:: Listing ::

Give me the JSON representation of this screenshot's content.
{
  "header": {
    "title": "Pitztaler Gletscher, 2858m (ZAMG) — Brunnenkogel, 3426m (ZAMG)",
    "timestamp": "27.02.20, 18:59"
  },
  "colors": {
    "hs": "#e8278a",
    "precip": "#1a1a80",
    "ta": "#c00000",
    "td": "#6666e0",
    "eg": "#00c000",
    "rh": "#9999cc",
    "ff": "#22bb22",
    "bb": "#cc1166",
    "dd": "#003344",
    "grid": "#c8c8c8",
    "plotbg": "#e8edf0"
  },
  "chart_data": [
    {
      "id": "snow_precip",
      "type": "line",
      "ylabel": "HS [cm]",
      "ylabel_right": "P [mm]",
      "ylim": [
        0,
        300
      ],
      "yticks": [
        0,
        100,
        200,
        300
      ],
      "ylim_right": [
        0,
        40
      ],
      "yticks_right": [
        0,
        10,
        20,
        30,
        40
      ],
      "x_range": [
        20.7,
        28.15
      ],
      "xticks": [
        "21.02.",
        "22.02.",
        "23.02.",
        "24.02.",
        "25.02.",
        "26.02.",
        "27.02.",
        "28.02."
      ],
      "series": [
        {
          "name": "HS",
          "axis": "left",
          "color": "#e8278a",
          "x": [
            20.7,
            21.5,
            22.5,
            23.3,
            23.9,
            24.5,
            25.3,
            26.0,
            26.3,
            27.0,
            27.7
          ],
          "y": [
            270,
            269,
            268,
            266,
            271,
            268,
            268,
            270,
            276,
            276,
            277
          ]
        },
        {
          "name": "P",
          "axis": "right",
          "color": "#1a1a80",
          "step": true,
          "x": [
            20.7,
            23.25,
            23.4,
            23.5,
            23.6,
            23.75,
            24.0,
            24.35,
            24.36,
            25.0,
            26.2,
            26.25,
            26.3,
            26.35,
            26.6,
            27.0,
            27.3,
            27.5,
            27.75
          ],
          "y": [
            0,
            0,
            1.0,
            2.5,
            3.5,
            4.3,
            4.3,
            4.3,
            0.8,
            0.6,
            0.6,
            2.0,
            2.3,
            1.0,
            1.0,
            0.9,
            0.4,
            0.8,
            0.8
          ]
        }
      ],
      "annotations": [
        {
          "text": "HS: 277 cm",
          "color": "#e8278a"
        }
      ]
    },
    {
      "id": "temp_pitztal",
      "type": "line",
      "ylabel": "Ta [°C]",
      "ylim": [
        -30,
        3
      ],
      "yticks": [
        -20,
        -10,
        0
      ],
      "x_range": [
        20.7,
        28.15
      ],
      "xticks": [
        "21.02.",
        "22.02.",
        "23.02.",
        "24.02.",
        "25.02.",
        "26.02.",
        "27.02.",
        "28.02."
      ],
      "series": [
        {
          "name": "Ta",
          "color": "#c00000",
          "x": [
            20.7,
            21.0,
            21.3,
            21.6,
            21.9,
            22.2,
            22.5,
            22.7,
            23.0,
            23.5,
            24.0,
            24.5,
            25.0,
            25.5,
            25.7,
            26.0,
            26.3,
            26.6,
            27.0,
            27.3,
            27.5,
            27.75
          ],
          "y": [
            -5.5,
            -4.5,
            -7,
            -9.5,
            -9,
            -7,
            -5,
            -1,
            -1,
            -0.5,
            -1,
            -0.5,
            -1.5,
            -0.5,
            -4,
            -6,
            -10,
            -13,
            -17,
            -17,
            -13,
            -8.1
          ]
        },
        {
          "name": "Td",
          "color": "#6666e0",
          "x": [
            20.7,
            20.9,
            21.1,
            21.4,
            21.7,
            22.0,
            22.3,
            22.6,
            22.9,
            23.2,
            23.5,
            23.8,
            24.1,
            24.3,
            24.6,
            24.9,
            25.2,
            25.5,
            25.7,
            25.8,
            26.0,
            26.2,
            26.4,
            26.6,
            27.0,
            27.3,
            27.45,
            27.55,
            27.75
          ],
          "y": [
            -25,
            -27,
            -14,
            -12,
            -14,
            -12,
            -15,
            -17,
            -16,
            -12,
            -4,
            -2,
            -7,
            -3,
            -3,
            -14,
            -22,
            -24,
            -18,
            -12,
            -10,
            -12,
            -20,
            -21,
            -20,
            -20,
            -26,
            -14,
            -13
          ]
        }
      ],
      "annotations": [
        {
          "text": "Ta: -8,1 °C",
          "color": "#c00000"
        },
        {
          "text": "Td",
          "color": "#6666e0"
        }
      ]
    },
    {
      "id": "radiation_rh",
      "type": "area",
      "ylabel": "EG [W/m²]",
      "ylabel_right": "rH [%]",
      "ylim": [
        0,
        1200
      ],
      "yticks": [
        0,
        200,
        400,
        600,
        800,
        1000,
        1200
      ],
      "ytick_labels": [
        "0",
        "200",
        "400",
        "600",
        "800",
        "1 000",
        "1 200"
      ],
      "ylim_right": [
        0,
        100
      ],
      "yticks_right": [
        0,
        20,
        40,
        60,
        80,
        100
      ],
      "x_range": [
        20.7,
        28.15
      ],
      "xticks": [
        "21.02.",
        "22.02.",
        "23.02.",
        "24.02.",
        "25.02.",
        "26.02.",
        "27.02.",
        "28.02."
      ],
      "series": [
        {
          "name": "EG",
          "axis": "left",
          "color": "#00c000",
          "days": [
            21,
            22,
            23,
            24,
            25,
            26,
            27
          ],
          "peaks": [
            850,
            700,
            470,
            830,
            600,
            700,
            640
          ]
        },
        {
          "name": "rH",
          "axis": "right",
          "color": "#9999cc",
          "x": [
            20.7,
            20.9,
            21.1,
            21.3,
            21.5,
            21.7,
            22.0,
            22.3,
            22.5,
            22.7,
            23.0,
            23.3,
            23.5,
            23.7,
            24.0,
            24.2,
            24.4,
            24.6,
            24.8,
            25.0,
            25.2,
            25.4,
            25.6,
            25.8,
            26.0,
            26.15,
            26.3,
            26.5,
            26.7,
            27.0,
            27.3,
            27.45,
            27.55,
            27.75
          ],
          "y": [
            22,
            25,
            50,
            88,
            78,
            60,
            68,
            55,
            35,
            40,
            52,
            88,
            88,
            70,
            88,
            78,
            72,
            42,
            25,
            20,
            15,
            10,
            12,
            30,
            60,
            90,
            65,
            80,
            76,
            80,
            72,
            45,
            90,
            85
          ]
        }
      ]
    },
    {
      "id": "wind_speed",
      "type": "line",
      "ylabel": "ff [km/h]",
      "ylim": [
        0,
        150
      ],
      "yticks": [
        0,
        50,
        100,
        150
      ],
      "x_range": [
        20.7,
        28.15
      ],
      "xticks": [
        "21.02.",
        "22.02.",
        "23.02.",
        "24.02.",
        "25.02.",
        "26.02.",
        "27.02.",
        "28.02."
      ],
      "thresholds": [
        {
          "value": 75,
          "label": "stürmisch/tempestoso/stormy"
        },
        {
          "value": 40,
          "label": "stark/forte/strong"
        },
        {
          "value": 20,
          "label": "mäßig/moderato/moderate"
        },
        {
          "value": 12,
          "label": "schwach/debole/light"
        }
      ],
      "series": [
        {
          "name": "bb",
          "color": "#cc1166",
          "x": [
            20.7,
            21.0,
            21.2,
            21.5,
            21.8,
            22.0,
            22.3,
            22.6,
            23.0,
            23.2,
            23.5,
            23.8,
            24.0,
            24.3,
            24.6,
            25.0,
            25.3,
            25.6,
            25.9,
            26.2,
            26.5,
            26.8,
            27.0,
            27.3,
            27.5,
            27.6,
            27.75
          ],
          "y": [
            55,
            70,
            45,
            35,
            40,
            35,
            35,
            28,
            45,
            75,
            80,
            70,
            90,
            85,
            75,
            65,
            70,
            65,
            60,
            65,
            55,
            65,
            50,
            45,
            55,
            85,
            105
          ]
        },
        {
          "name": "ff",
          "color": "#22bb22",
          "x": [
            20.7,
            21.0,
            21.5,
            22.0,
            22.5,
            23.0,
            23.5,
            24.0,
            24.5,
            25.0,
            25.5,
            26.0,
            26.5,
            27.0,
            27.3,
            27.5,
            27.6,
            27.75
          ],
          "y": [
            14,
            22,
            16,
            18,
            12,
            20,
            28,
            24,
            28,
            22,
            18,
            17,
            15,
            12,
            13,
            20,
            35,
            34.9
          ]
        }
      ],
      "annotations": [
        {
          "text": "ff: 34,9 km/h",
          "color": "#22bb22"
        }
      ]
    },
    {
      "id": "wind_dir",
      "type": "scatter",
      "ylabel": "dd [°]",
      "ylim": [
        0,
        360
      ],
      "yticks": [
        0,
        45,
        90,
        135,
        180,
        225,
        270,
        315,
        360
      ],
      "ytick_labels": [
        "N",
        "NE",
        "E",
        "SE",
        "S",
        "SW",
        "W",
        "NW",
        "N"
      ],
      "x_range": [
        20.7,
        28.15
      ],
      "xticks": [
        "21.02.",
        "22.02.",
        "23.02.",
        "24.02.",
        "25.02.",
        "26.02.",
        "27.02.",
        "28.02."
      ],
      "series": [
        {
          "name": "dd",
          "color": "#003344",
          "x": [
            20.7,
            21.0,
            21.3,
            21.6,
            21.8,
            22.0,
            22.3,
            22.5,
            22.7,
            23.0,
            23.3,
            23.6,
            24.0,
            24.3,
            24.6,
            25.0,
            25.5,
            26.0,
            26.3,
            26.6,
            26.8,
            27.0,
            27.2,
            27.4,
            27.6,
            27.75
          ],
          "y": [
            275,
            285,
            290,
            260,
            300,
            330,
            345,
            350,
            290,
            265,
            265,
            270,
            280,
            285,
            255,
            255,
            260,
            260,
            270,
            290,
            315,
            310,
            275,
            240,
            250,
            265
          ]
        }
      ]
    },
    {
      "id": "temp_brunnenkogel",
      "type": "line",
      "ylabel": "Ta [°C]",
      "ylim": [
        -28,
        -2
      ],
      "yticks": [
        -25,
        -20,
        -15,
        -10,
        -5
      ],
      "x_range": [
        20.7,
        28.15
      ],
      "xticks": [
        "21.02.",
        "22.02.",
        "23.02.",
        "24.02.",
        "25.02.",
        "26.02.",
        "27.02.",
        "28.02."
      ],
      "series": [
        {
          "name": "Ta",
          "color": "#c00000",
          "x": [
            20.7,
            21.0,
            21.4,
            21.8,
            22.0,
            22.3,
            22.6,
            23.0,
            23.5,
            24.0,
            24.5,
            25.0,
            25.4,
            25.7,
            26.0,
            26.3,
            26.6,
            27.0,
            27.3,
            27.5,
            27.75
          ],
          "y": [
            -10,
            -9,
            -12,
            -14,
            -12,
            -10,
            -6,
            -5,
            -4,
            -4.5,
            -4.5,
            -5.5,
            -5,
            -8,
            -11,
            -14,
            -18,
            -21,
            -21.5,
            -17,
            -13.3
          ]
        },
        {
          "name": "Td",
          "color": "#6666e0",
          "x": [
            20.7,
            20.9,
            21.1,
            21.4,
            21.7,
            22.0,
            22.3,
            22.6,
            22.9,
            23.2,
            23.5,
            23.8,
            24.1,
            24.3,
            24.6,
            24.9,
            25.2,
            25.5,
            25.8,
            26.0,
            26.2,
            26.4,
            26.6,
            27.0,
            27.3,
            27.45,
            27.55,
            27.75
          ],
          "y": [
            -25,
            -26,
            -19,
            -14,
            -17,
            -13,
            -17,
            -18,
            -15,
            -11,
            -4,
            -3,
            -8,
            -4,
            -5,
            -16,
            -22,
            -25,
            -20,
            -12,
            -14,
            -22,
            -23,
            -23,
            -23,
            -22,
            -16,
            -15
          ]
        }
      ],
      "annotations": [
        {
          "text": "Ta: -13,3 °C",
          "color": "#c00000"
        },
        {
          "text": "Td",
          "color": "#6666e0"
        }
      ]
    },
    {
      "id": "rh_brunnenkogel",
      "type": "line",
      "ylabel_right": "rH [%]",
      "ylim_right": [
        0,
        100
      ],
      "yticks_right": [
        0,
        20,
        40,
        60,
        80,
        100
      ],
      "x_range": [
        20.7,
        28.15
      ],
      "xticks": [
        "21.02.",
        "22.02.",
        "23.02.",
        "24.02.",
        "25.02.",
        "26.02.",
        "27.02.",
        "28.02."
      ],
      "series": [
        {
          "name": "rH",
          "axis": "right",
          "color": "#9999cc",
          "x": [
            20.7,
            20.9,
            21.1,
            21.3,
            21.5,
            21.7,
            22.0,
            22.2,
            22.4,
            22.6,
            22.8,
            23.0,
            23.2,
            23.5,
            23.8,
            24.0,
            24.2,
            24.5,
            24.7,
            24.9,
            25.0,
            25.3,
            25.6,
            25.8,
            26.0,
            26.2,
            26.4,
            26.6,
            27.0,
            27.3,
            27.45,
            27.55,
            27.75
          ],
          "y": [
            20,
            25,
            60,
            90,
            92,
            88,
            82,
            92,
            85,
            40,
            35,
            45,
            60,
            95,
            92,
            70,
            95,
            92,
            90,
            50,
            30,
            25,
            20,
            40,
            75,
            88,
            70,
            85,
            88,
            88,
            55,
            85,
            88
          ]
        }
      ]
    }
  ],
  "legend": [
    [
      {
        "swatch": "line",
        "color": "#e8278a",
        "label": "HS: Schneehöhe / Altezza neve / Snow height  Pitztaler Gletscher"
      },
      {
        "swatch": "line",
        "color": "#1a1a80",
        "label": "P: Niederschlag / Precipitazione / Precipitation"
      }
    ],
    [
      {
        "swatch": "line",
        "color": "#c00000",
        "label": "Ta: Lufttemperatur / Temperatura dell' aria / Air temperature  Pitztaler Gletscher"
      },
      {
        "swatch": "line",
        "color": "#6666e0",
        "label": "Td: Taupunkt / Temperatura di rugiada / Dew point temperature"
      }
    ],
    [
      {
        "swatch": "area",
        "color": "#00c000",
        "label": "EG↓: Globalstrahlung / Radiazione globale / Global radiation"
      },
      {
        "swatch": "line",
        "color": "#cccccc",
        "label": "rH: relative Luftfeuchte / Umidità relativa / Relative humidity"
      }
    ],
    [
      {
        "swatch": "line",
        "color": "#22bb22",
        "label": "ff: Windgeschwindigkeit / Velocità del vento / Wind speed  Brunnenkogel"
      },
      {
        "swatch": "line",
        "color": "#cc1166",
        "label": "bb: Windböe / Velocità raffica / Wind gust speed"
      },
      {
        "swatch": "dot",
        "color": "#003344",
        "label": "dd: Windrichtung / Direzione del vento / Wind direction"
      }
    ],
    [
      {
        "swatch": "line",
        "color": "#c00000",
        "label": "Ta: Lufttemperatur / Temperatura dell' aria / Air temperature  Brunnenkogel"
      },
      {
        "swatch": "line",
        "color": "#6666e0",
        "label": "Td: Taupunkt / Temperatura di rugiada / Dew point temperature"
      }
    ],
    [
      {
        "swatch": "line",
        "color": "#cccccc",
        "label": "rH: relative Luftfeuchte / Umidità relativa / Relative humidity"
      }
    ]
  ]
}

:::

- Set task -
Using the listing above, locate the lines that hold "name" and copy each one.

- Answer -
          "name": "HS",
          "name": "P",
          "name": "Ta",
          "name": "Td",
          "name": "EG",
          "name": "rH",
          "name": "bb",
          "name": "ff",
          "name": "dd",
          "name": "Ta",
          "name": "Td",
          "name": "rH",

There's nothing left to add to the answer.